### RECORDS PROVIDED:
╔══
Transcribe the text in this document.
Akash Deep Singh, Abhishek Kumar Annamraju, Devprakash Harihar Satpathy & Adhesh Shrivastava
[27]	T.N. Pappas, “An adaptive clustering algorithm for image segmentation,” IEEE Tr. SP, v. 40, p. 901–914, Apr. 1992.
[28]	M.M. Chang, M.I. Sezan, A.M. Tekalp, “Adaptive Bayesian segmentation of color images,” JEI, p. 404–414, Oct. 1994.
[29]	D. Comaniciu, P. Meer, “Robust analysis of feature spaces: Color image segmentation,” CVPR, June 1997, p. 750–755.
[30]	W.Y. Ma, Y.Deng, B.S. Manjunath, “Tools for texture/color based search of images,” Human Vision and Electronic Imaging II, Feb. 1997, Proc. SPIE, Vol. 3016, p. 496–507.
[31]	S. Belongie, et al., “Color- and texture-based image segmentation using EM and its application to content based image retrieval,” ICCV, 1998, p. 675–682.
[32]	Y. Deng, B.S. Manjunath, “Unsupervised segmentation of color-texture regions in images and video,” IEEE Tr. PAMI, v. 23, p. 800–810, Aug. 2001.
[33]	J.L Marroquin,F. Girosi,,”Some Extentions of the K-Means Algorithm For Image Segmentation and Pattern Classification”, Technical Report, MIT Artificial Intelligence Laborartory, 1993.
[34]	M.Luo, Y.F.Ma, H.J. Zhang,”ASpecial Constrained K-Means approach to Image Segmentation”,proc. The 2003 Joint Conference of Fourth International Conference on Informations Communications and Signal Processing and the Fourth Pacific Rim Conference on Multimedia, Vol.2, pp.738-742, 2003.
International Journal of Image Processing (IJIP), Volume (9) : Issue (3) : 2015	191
╚══
### STATED GOAL:
Print the records above exactly as they appear.

### CORRECT ANSWER:
Transcribe the text in this document.
Akash Deep Singh, Abhishek Kumar Annamraju, Devprakash Harihar Satpathy & Adhesh Shrivastava
[27]	T.N. Pappas, “An adaptive clustering algorithm for image segmentation,” IEEE Tr. SP, v. 40, p. 901–914, Apr. 1992.
[28]	M.M. Chang, M.I. Sezan, A.M. Tekalp, “Adaptive Bayesian segmentation of color images,” JEI, p. 404–414, Oct. 1994.
[29]	D. Comaniciu, P. Meer, “Robust analysis of feature spaces: Color image segmentation,” CVPR, June 1997, p. 750–755.
[30]	W.Y. Ma, Y.Deng, B.S. Manjunath, “Tools for texture/color based search of images,” Human Vision and Electronic Imaging II, Feb. 1997, Proc. SPIE, Vol. 3016, p. 496–507.
[31]	S. Belongie, et al., “Color- and texture-based image segmentation using EM and its application to content based image retrieval,” ICCV, 1998, p. 675–682.
[32]	Y. Deng, B.S. Manjunath, “Unsupervised segmentation of color-texture regions in images and video,” IEEE Tr. PAMI, v. 23, p. 800–810, Aug. 2001.
[33]	J.L Marroquin,F. Girosi,,”Some Extentions of the K-Means Algorithm For Image Segmentation and Pattern Classification”, Technical Report, MIT Artificial Intelligence Laborartory, 1993.
[34]	M.Luo, Y.F.Ma, H.J. Zhang,”ASpecial Constrained K-Means approach to Image Segmentation”,proc. The 2003 Joint Conference of Fourth International Conference on Informations Communications and Signal Processing and the Fourth Pacific Rim Conference on Multimedia, Vol.2, pp.738-742, 2003.
International Journal of Image Processing (IJIP), Volume (9) : Issue (3) : 2015	191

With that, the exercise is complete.